Entries from a dataset
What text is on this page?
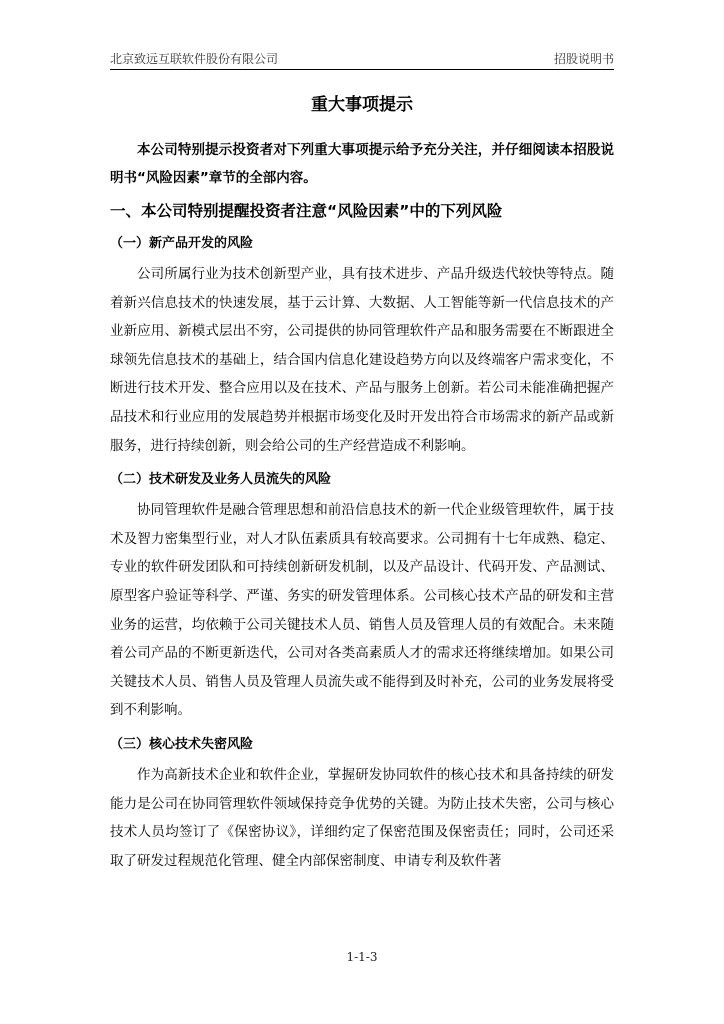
北京致远互联软件股份有限公司	招股说明书
重大事项提示

本公司特别提示投资者对下列重大事项提示给予充分关注，并仔细阅读本招股说明书“风险因素”章节的全部内容。

一、本公司特别提醒投资者注意“风险因素”中的下列风险
（一）新产品开发的风险

公司所属行业为技术创新型产业，具有技术进步、产品升级迭代较快等特点。随着新兴信息技术的快速发展，基于云计算、大数据、人工智能等新一代信息技术的产业新应用、新模式层出不穷，公司提供的协同管理软件产品和服务需要在不断跟进全球领先信息技术的基础上，结合国内信息化建设趋势方向以及终端客户需求变化，不断进行技术开发、整合应用以及在技术、产品与服务上创新。若公司未能准确把握产品技术和行业应用的发展趋势并根据市场变化及时开发出符合市场需求的新产品或新服务，进行持续创新，则会给公司的生产经营造成不利影响。

（二）技术研发及业务人员流失的风险

协同管理软件是融合管理思想和前沿信息技术的新一代企业级管理软件，属于技术及智力密集型行业，对人才队伍素质具有较高要求。公司拥有十七年成熟、稳定、专业的软件研发团队和可持续创新研发机制，以及产品设计、代码开发、产品测试、原型客户验证等科学、严谨、务实的研发管理体系。公司核心技术产品的研发和主营业务的运营，均依赖于公司关键技术人员、销售人员及管理人员的有效配合。未来随着公司产品的不断更新迭代，公司对各类高素质人才的需求还将继续增加。如果公司关键技术人员、销售人员及管理人员流失或不能得到及时补充，公司的业务发展将受到不利影响。

（三）核心技术失密风险

作为高新技术企业和软件企业，掌握研发协同软件的核心技术和具备持续的研发能力是公司在协同管理软件领域保持竞争优势的关键。为防止技术失密，公司与核心技术人员均签订了《保密协议》，详细约定了保密范围及保密责任；同时，公司还采取了研发过程规范化管理、健全内部保密制度、申请专利及软件著

1-1-3
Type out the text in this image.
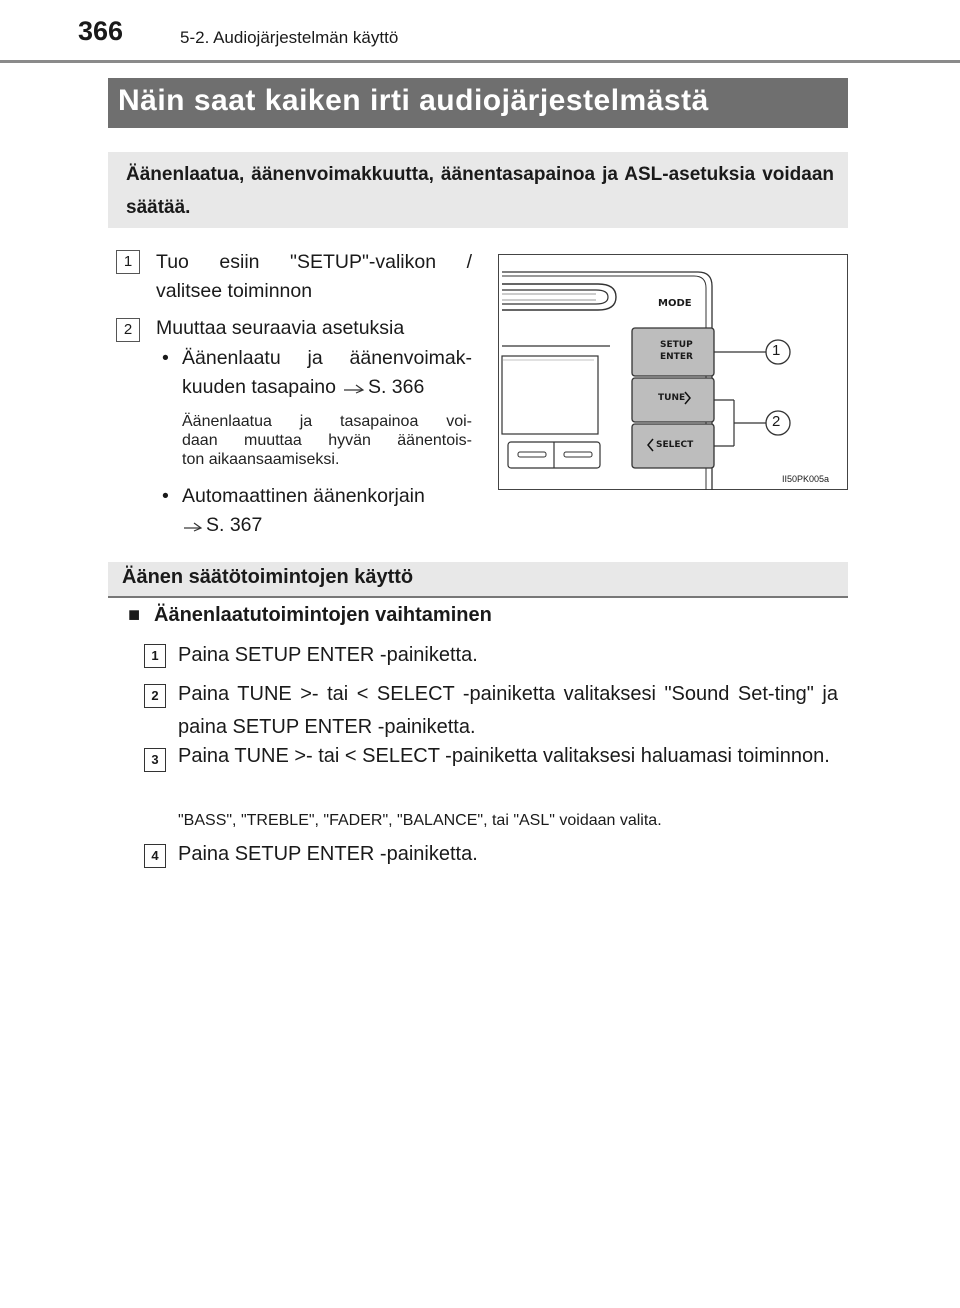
366	5-2. Audiojärjestelmän käyttö
Näin saat kaiken irti audiojärjestelmästä
Äänenlaatua, äänenvoimakkuutta, äänentasapainoa ja ASL-asetuksia voidaan säätää.
1	Tuo esiin "SETUP"-valikon /
valitsee toiminnon
2	Muuttaa seuraavia asetuksia
• Äänenlaatu ja äänenvoimak-
kuuden tasapaino S. 366
Äänenlaatua ja tasapainoa voi-
daan muuttaa hyvän äänentois-
ton aikaansaamiseksi.
• Automaattinen äänenkorjain
S. 367
MODE
SETUP
ENTER
TUNE
SELECT
1
2
II50PK005a
Äänen säätötoimintojen käyttö
■ Äänenlaatutoimintojen vaihtaminen
1 Paina SETUP ENTER -painiketta.
2 Paina TUNE >- tai < SELECT -painiketta valitaksesi "Sound Set-ting" ja paina SETUP ENTER -painiketta.
3 Paina TUNE >- tai < SELECT -painiketta valitaksesi haluamasi toiminnon.
"BASS", "TREBLE", "FADER", "BALANCE", tai "ASL" voidaan valita.
4 Paina SETUP ENTER -painiketta.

WHAT IS REQUIRED >>
Check each line above for the word "ENTER" and say how many have it, with nothing else.

WORKED ANSWER >>
4